**EXERCISE GOAL**
Of the lines listed below, how many contain the string "data"? Answer with the number alone.

## Begin THE RECORDS

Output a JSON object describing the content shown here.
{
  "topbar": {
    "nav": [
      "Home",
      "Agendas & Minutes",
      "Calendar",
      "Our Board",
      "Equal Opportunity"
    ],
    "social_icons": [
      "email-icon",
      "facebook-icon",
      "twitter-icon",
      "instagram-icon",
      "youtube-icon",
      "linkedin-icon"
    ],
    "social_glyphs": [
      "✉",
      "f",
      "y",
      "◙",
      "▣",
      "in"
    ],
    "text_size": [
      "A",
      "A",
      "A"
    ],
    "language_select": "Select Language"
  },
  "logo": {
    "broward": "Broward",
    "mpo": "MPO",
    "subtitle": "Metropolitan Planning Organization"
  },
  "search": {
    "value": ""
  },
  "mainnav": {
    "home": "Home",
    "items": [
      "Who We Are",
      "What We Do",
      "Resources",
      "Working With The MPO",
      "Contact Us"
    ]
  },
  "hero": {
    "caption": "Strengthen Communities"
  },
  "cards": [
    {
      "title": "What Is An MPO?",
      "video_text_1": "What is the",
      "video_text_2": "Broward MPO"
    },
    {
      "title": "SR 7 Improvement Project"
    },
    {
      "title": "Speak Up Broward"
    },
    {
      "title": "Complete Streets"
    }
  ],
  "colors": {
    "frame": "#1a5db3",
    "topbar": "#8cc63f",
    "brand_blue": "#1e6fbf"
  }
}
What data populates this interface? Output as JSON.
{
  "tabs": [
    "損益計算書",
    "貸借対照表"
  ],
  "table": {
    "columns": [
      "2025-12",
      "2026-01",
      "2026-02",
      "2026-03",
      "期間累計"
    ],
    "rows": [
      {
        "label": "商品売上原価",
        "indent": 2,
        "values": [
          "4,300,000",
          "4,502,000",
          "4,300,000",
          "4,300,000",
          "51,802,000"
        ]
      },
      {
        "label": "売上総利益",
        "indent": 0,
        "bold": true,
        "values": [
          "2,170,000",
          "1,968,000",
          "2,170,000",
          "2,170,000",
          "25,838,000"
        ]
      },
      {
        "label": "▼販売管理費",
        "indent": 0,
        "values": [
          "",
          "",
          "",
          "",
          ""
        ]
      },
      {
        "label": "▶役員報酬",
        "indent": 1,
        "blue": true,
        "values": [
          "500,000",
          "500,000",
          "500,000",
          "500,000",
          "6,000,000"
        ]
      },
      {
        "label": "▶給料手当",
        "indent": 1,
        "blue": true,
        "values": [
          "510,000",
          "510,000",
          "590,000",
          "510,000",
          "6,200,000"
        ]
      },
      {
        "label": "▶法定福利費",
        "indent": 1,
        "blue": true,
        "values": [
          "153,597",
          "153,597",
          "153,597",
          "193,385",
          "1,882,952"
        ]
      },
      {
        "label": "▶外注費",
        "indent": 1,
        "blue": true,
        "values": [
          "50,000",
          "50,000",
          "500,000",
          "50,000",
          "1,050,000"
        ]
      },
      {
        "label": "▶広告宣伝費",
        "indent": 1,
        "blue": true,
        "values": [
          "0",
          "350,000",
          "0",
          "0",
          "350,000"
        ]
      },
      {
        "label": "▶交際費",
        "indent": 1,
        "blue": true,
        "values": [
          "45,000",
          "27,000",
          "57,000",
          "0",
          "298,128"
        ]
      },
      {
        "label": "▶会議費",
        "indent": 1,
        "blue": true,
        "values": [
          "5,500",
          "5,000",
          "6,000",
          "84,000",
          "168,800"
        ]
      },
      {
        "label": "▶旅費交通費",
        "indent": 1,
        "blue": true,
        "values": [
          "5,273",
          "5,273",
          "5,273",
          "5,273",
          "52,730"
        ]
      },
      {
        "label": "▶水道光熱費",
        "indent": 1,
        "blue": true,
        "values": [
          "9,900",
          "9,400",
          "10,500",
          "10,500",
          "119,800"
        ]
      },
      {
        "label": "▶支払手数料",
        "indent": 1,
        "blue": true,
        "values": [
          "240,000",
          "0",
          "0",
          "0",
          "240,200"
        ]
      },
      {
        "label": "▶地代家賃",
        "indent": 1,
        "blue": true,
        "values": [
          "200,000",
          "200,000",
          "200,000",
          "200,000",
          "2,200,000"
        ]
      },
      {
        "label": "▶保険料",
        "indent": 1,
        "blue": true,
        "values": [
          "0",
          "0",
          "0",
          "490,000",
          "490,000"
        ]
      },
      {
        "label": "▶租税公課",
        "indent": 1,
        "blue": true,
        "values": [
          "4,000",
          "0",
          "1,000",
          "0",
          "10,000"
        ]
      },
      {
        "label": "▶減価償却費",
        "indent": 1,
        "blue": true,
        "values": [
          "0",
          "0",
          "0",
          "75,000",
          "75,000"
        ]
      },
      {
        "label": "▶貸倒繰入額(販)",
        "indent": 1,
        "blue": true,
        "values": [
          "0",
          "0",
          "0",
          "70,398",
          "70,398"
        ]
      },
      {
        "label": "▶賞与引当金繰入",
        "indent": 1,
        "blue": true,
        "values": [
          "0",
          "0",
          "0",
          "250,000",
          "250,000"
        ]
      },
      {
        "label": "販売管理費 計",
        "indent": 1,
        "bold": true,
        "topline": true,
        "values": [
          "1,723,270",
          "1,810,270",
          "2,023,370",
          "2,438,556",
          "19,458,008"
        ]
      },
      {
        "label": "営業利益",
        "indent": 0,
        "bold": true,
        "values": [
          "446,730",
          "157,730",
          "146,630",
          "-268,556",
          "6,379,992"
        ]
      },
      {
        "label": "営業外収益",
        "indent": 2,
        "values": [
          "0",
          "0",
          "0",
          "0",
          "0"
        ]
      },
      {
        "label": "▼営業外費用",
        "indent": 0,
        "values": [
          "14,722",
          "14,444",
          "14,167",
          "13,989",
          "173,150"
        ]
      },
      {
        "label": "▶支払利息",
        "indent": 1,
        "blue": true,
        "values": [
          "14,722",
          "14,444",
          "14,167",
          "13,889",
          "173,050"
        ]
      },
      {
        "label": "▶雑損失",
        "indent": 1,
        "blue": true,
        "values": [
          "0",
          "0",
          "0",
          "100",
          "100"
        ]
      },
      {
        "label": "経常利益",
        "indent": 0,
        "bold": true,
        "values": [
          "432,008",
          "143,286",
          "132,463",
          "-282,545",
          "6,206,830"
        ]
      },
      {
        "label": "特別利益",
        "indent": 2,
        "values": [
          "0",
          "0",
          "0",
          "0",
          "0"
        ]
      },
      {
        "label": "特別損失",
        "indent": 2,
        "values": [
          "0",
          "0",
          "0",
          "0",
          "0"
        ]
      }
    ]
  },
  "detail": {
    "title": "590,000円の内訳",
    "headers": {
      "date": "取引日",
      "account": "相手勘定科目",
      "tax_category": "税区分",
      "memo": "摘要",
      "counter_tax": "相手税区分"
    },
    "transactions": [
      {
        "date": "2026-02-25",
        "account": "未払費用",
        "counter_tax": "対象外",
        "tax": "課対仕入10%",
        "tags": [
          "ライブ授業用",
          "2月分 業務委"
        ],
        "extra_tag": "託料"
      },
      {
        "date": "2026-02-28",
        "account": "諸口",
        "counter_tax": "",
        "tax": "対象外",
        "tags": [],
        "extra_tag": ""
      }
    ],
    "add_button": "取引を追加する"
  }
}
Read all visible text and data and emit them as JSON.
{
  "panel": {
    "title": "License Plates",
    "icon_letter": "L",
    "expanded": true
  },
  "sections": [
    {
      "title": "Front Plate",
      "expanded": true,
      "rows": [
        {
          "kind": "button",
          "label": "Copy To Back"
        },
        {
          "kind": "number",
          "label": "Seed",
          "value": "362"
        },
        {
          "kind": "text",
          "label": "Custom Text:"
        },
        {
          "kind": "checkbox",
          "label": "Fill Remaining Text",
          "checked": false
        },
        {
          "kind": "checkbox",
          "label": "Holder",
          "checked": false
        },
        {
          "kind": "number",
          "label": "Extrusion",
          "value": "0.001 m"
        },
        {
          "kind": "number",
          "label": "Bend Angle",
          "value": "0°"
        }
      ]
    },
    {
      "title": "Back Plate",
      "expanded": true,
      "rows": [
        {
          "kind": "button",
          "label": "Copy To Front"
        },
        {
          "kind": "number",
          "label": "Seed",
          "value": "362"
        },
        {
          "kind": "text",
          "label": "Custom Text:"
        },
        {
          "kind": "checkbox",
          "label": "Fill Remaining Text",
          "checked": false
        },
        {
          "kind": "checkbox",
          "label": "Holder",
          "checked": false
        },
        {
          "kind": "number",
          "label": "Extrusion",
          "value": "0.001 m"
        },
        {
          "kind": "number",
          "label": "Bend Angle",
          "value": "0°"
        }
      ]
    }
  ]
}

## End THE RECORDS

**WRITTEN RESPONSE**
2